(Records from a data collection)
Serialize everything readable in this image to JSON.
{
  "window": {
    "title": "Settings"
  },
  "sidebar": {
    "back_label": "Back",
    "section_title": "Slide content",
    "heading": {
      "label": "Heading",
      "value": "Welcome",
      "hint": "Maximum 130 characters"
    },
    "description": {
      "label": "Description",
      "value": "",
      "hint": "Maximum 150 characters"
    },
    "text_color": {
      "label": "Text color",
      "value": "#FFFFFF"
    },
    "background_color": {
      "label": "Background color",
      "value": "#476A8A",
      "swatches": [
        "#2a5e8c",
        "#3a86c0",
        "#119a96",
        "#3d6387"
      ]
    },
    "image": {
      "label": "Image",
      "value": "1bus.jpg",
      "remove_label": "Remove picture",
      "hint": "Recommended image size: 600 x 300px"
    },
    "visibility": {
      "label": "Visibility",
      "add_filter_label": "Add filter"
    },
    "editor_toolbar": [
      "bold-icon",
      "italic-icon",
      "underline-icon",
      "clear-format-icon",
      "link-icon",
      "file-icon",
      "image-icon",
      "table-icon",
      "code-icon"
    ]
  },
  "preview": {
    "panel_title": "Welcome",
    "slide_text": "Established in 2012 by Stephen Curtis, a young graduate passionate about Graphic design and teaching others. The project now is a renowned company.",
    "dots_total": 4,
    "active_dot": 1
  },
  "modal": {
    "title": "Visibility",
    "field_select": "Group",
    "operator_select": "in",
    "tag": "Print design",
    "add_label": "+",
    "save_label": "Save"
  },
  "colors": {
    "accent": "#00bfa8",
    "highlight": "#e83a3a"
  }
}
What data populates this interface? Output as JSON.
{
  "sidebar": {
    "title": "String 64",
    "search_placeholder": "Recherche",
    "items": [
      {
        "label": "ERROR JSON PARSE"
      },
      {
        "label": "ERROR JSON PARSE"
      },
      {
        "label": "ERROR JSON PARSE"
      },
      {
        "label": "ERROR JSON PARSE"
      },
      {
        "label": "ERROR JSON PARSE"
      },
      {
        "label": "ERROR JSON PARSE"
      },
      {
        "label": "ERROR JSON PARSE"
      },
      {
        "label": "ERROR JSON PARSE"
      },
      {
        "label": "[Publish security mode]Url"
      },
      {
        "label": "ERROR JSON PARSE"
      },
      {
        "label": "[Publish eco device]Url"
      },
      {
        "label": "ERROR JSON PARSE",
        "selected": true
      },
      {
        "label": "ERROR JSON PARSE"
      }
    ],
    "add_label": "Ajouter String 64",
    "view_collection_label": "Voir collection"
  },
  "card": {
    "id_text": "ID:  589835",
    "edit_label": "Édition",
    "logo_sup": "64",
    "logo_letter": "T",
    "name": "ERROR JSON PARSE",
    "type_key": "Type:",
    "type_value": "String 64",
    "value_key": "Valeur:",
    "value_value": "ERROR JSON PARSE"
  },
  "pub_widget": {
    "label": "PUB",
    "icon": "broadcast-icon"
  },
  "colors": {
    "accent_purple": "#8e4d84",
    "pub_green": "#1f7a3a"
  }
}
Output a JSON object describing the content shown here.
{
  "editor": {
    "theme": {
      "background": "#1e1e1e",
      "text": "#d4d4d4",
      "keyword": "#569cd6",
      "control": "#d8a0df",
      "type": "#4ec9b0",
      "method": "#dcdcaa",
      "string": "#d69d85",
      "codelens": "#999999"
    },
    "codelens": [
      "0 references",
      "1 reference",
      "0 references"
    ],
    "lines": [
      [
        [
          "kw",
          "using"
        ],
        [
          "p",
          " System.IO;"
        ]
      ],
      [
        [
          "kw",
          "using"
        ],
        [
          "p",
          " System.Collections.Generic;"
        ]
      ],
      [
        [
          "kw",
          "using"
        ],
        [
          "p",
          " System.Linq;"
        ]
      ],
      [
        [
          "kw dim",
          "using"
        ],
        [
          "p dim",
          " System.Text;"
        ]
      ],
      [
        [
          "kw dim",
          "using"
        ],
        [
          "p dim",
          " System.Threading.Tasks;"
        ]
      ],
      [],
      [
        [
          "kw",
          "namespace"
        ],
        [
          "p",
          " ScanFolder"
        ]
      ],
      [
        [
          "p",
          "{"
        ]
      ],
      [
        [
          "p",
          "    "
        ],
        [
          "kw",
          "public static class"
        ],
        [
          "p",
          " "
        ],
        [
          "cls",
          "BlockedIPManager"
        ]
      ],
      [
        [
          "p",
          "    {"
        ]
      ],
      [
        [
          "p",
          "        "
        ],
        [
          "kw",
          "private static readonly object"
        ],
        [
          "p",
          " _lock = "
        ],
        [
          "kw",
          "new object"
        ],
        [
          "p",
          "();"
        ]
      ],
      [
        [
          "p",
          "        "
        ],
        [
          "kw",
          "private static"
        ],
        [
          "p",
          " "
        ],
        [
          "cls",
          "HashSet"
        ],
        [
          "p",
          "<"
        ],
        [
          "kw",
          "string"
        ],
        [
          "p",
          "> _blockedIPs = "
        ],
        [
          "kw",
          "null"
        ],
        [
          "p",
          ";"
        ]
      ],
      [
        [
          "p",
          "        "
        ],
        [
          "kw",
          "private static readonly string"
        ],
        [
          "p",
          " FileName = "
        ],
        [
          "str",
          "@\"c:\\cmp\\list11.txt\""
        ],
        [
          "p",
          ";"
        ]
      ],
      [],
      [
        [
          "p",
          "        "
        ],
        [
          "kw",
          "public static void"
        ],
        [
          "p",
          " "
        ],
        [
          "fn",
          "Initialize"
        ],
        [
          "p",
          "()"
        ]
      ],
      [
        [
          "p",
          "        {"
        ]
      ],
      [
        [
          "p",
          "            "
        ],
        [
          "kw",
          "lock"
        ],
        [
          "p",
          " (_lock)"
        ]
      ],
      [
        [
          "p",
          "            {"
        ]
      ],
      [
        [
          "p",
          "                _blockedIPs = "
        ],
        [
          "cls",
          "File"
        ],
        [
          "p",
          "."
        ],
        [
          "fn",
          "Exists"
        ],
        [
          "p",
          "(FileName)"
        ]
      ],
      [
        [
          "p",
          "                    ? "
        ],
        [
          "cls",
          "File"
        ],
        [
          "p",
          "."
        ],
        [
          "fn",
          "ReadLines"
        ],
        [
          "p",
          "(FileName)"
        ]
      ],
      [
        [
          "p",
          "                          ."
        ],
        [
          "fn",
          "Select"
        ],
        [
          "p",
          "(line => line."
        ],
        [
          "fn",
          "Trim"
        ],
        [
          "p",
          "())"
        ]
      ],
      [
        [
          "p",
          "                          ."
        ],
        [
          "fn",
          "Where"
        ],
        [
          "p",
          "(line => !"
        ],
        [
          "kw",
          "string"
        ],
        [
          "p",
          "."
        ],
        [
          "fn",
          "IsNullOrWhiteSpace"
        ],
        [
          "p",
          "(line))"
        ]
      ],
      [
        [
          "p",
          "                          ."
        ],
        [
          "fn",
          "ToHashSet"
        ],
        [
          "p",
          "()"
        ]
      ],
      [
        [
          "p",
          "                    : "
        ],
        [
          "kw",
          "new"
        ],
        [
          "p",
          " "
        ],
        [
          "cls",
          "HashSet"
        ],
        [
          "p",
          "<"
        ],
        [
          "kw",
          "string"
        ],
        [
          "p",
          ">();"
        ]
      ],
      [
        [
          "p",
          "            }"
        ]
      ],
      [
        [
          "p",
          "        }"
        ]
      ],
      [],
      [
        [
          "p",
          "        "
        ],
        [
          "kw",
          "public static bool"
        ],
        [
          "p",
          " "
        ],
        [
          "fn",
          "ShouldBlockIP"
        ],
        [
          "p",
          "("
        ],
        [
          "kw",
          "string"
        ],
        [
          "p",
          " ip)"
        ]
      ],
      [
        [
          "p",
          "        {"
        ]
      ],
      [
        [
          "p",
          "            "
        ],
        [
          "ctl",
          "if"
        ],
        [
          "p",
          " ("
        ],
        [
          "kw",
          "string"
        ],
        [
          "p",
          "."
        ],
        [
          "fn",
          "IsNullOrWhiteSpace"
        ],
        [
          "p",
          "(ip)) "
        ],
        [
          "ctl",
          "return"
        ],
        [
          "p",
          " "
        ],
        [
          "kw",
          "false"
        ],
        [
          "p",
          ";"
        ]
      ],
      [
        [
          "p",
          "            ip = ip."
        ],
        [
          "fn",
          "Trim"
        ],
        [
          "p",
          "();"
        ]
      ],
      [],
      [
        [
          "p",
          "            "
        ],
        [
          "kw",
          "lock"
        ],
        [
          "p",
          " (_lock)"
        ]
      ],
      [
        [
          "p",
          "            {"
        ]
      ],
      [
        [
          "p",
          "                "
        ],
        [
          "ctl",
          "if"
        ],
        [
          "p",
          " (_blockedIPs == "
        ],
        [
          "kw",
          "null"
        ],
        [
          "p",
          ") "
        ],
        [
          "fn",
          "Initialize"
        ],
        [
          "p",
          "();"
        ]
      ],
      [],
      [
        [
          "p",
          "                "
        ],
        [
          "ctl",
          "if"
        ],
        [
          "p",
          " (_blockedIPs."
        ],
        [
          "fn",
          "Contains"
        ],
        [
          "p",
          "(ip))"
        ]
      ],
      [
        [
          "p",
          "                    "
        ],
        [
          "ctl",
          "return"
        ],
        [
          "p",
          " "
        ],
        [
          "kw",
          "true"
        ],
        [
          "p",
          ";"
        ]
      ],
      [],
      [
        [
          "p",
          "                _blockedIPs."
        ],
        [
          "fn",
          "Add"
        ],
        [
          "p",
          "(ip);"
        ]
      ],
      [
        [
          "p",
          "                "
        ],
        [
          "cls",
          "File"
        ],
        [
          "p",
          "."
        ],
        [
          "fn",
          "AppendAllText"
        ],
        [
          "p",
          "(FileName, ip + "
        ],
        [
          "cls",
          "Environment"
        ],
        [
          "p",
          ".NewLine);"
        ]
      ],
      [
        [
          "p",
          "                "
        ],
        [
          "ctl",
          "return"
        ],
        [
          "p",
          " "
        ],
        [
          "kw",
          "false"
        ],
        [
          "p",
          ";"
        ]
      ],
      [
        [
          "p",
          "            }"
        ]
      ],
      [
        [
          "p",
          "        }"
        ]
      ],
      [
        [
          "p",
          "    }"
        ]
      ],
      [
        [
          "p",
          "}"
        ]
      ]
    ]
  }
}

> **Problem statement**: Using the entries above, return each line that includes the word "FileName".

> **Result of the exercise**:
          " FileName = "
          "(FileName)"
          "(FileName)"
          "(FileName, ip + "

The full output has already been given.